> **REQUIREMENT**: Gather every line that includes the word "AWAS", please.

> **DATASET ROWS**:
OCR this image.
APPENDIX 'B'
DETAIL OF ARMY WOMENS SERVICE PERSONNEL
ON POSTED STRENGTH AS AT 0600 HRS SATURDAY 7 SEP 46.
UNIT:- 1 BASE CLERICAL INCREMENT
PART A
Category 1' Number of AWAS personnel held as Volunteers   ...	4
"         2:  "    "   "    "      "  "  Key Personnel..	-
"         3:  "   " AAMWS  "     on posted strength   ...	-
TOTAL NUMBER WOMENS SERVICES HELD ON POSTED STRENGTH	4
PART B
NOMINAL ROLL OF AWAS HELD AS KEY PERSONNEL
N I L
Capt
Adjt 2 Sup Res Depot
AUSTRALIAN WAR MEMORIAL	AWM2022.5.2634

> **COMPLETED EXERCISE**:
Category 1' Number of AWAS personnel held as Volunteers   ...	4
NOMINAL ROLL OF AWAS HELD AS KEY PERSONNEL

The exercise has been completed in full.